Copy every line of the entries that has the string "Relative" in it.
--- Dataset excerpts Enclosed Below ---
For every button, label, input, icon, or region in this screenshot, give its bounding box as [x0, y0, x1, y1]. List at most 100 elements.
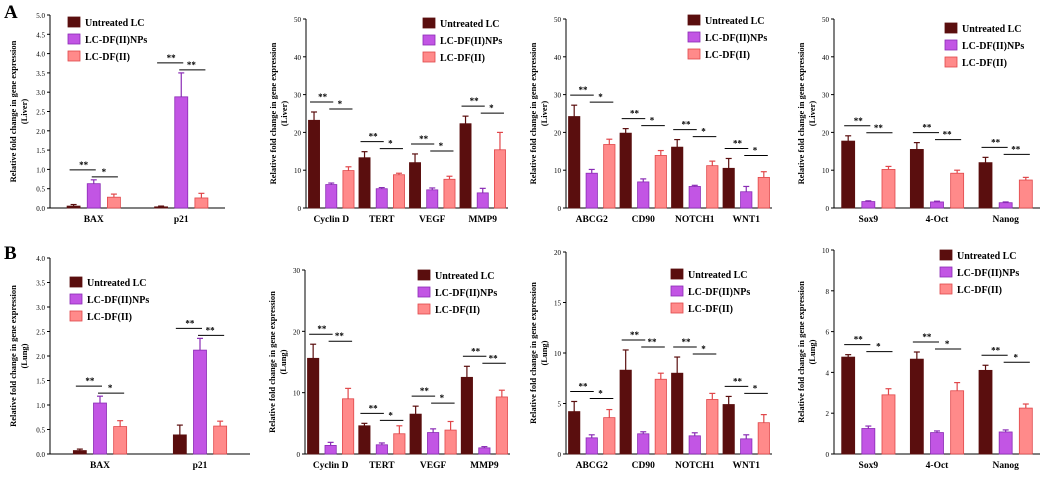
sig-label: *	[388, 410, 393, 420]
y-tick-label: 10	[822, 167, 830, 175]
legend-swatch	[670, 302, 684, 314]
bar	[443, 178, 456, 209]
legend-label: LC-DF(II)	[705, 50, 750, 61]
bar	[998, 202, 1013, 209]
y-tick-label: 3.5	[36, 280, 45, 288]
sig-label: **	[318, 92, 328, 102]
legend-swatch	[417, 303, 431, 315]
legend-swatch	[670, 268, 684, 280]
sig-label: *	[598, 388, 603, 398]
y-tick-label: 4	[826, 369, 830, 377]
y-tick-label: 50	[554, 16, 562, 24]
category-label: 4-Oct	[926, 461, 950, 471]
y-tick-label: 40	[294, 54, 302, 62]
legend-swatch	[422, 34, 436, 46]
sig-label: **	[369, 403, 379, 413]
y-tick-label: 4.0	[36, 51, 45, 59]
legend-label: LC-DF(II)	[440, 53, 485, 64]
bar	[585, 437, 598, 455]
legend-swatch	[670, 285, 684, 297]
y-axis-title: Relative fold change in gene expression(…	[528, 282, 549, 424]
sig-label: **	[470, 96, 480, 106]
bar	[154, 206, 169, 209]
legend-swatch	[687, 31, 701, 43]
bar	[459, 123, 472, 209]
bar	[978, 162, 993, 209]
y-tick-label: 30	[554, 92, 562, 100]
bar	[757, 176, 770, 209]
legend-swatch	[69, 276, 83, 288]
bar	[495, 396, 508, 455]
y-tick-label: 2.0	[36, 353, 45, 361]
category-label: p21	[193, 461, 208, 471]
bar	[688, 186, 701, 209]
bar	[841, 356, 856, 455]
category-label: Nanog	[992, 461, 1019, 471]
bar	[688, 435, 701, 455]
sig-label: *	[1013, 352, 1018, 362]
panel-label-b: B	[4, 243, 17, 264]
legend-label: LC-DF(II)NPs	[705, 33, 767, 44]
y-tick-label: 5.0	[36, 12, 45, 20]
y-tick-label: 4.5	[36, 31, 45, 39]
bar	[930, 201, 944, 209]
category-label: WNT1	[733, 215, 761, 225]
legend-swatch	[417, 269, 431, 281]
bar	[324, 445, 337, 455]
bar	[1018, 179, 1033, 209]
legend-swatch	[944, 39, 958, 51]
bar	[603, 417, 616, 455]
y-axis-title: Relative fold change in gene expression(…	[268, 42, 289, 184]
y-tick-label: 40	[822, 54, 830, 62]
sig-label: **	[630, 330, 640, 340]
legend-label: LC-DF(II)NPs	[688, 287, 750, 298]
bar	[393, 174, 405, 209]
bar	[930, 432, 944, 455]
y-tick-label: 30	[822, 92, 830, 100]
legend-label: LC-DF(II)NPs	[435, 288, 497, 299]
y-tick-label: 20	[554, 249, 562, 257]
y-tick-label: 20	[293, 328, 301, 336]
y-tick-label: 3.0	[36, 304, 45, 312]
y-tick-label: 2	[826, 410, 830, 418]
bar	[308, 119, 320, 209]
category-label: 4-Oct	[926, 215, 950, 225]
bar	[107, 196, 121, 209]
sig-label: *	[489, 103, 494, 113]
legend-swatch	[944, 56, 958, 68]
sig-label: **	[578, 85, 588, 95]
legend-label: LC-DF(II)NPs	[957, 268, 1019, 279]
bar	[358, 157, 371, 209]
bar	[375, 188, 388, 209]
legend-swatch	[422, 17, 436, 29]
sig-label: *	[598, 92, 603, 102]
sig-label: *	[753, 145, 758, 155]
y-tick-label: 0.5	[36, 427, 45, 435]
category-label: Cyclin D	[313, 461, 349, 471]
bar	[409, 162, 421, 209]
bar	[998, 431, 1013, 455]
sig-label: **	[167, 53, 177, 63]
sig-label: **	[420, 386, 430, 396]
y-tick-label: 8	[826, 288, 830, 296]
bar	[342, 398, 355, 455]
category-label: NOTCH1	[675, 215, 715, 225]
sig-label: *	[108, 383, 113, 393]
legend-swatch	[417, 286, 431, 298]
category-label: WNT1	[733, 461, 761, 471]
legend-swatch	[939, 266, 953, 278]
legend-label: LC-DF(II)	[962, 58, 1007, 69]
y-tick-label: 15	[554, 300, 562, 308]
y-tick-label: 5	[558, 401, 562, 409]
sig-label: *	[945, 339, 950, 349]
category-label: MMP9	[469, 215, 498, 225]
bar	[881, 169, 896, 209]
bar	[740, 438, 753, 455]
legend-swatch	[67, 16, 81, 28]
legend-label: LC-DF(II)	[87, 312, 132, 323]
bar	[66, 205, 81, 209]
y-tick-label: 50	[822, 16, 830, 24]
legend-label: LC-DF(II)	[435, 305, 480, 316]
legend-label: LC-DF(II)	[85, 52, 130, 63]
bar	[86, 183, 101, 209]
--- End of Enclosed Dataset excerpts ---
*Answer for this exercise*.
y-axis-title: Relative fold change in gene expression(…	[528, 282, 549, 424]
y-axis-title: Relative fold change in gene expression(…	[268, 42, 289, 184]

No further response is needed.